§ WORK INSTRUCTIONS: Work out the number of lines with the word "Close" in the material below, then reply with that number only.

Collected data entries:
====
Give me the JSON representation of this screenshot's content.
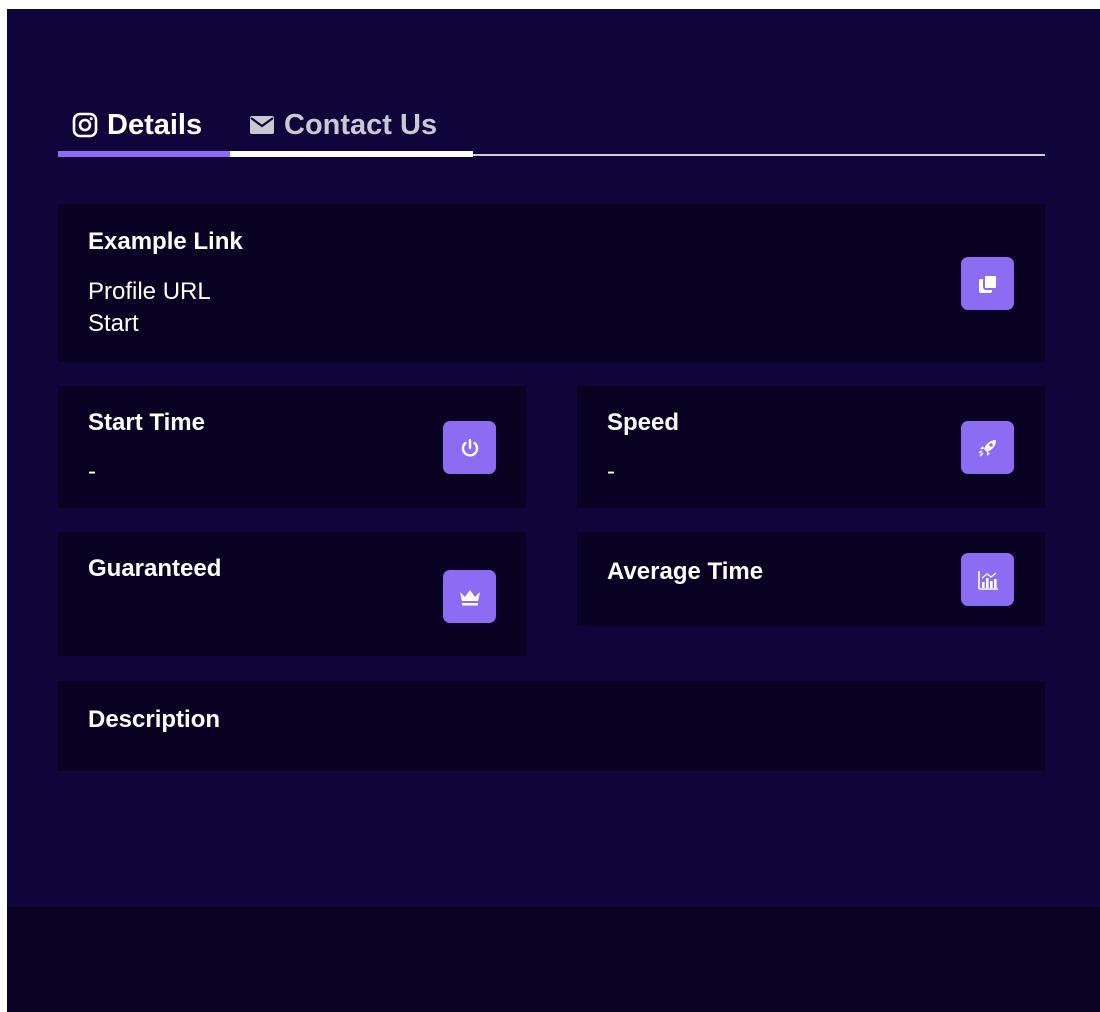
{
  "tabs": [
    {
      "label": "Details",
      "icon": "instagram-icon",
      "active": true
    },
    {
      "label": "Contact Us",
      "icon": "mail-icon",
      "active": false
    }
  ],
  "example_link": {
    "title": "Example Link",
    "line1": "Profile URL",
    "line2": "Start",
    "icon": "copy-icon"
  },
  "start_time": {
    "title": "Start Time",
    "value": "-",
    "icon": "power-icon"
  },
  "speed": {
    "title": "Speed",
    "value": "-",
    "icon": "rocket-icon"
  },
  "guaranteed": {
    "title": "Guaranteed",
    "value": "",
    "icon": "crown-icon"
  },
  "average_time": {
    "title": "Average Time",
    "value": "",
    "icon": "bar-chart-icon"
  },
  "description": {
    "title": "Description",
    "value": ""
  },
  "colors": {
    "accent": "#8b6cf2",
    "panel_background": "#10053a",
    "card_background": "#0a0222",
    "footer_background": "#0b0324",
    "text_primary": "#ffffff",
    "text_muted": "#c9c9d4"
  }
}
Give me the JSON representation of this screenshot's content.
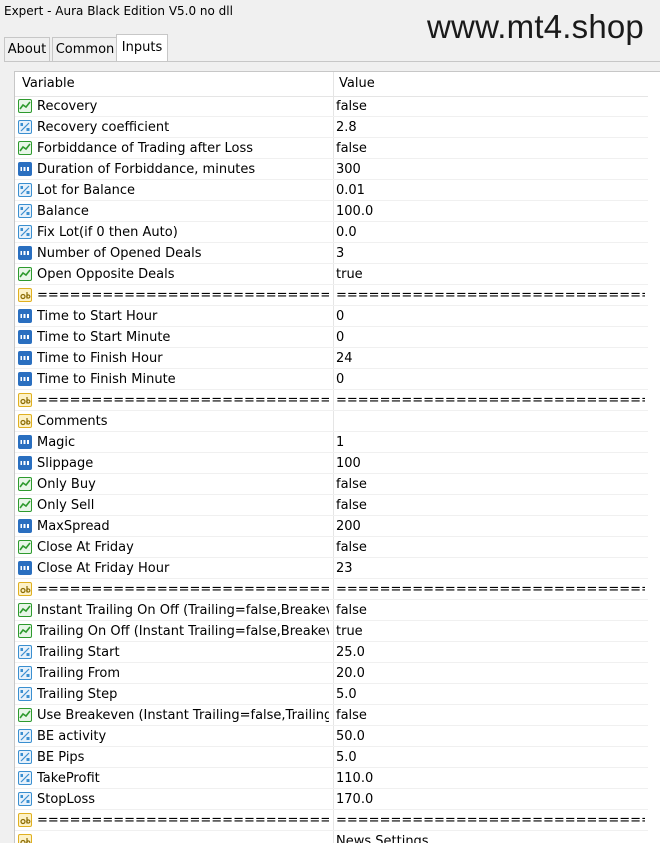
{
  "window": {
    "title": "Expert - Aura Black Edition V5.0 no dll"
  },
  "watermark": "www.mt4.shop",
  "tabs": [
    {
      "label": "About",
      "active": false
    },
    {
      "label": "Common",
      "active": false
    },
    {
      "label": "Inputs",
      "active": true
    }
  ],
  "table": {
    "headers": {
      "variable": "Variable",
      "value": "Value"
    },
    "rows": [
      {
        "name": "Recovery",
        "value": "false",
        "type": "bool"
      },
      {
        "name": "Recovery coefficient",
        "value": "2.8",
        "type": "double"
      },
      {
        "name": "Forbiddance of Trading after Loss",
        "value": "false",
        "type": "bool"
      },
      {
        "name": "Duration of Forbiddance, minutes",
        "value": "300",
        "type": "int"
      },
      {
        "name": "Lot for Balance",
        "value": "0.01",
        "type": "double"
      },
      {
        "name": "Balance",
        "value": "100.0",
        "type": "double"
      },
      {
        "name": "Fix Lot(if 0 then Auto)",
        "value": "0.0",
        "type": "double"
      },
      {
        "name": "Number of Opened Deals",
        "value": "3",
        "type": "int"
      },
      {
        "name": "Open Opposite Deals",
        "value": "true",
        "type": "bool"
      },
      {
        "name": "================================...",
        "value": "========================================...",
        "type": "string"
      },
      {
        "name": "Time to Start Hour",
        "value": "0",
        "type": "int"
      },
      {
        "name": "Time to Start Minute",
        "value": "0",
        "type": "int"
      },
      {
        "name": "Time to Finish Hour",
        "value": "24",
        "type": "int"
      },
      {
        "name": "Time to Finish Minute",
        "value": "0",
        "type": "int"
      },
      {
        "name": "================================...",
        "value": "========================================...",
        "type": "string"
      },
      {
        "name": "Comments",
        "value": "",
        "type": "string"
      },
      {
        "name": "Magic",
        "value": "1",
        "type": "int"
      },
      {
        "name": "Slippage",
        "value": "100",
        "type": "int"
      },
      {
        "name": "Only Buy",
        "value": "false",
        "type": "bool"
      },
      {
        "name": "Only Sell",
        "value": "false",
        "type": "bool"
      },
      {
        "name": "MaxSpread",
        "value": "200",
        "type": "int"
      },
      {
        "name": "Close At Friday",
        "value": "false",
        "type": "bool"
      },
      {
        "name": "Close At Friday Hour",
        "value": "23",
        "type": "int"
      },
      {
        "name": "================================...",
        "value": "========================================...",
        "type": "string"
      },
      {
        "name": "Instant Trailing On Off (Trailing=false,Breakeven...",
        "value": "false",
        "type": "bool"
      },
      {
        "name": "Trailing On Off (Instant Trailing=false,Breakeven...",
        "value": "true",
        "type": "bool"
      },
      {
        "name": "Trailing Start",
        "value": "25.0",
        "type": "double"
      },
      {
        "name": "Trailing From",
        "value": "20.0",
        "type": "double"
      },
      {
        "name": "Trailing Step",
        "value": "5.0",
        "type": "double"
      },
      {
        "name": "Use Breakeven (Instant Trailing=false,Trailing=fa...",
        "value": "false",
        "type": "bool"
      },
      {
        "name": "BE activity",
        "value": "50.0",
        "type": "double"
      },
      {
        "name": "BE Pips",
        "value": "5.0",
        "type": "double"
      },
      {
        "name": "TakeProfit",
        "value": "110.0",
        "type": "double"
      },
      {
        "name": "StopLoss",
        "value": "170.0",
        "type": "double"
      },
      {
        "name": "================================...",
        "value": "========================================...",
        "type": "string"
      },
      {
        "name": "",
        "value": "News Settings",
        "type": "string"
      }
    ]
  },
  "icons": {
    "bool": "bool-type-icon",
    "double": "double-type-icon",
    "int": "int-type-icon",
    "string": "string-type-icon"
  },
  "colors": {
    "bool_green": "#2e9a2e",
    "double_blue": "#3a8fd0",
    "int_blue": "#2a6fc0",
    "string_yellow": "#e0b020"
  }
}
====
§ TASK SOLUTION: 2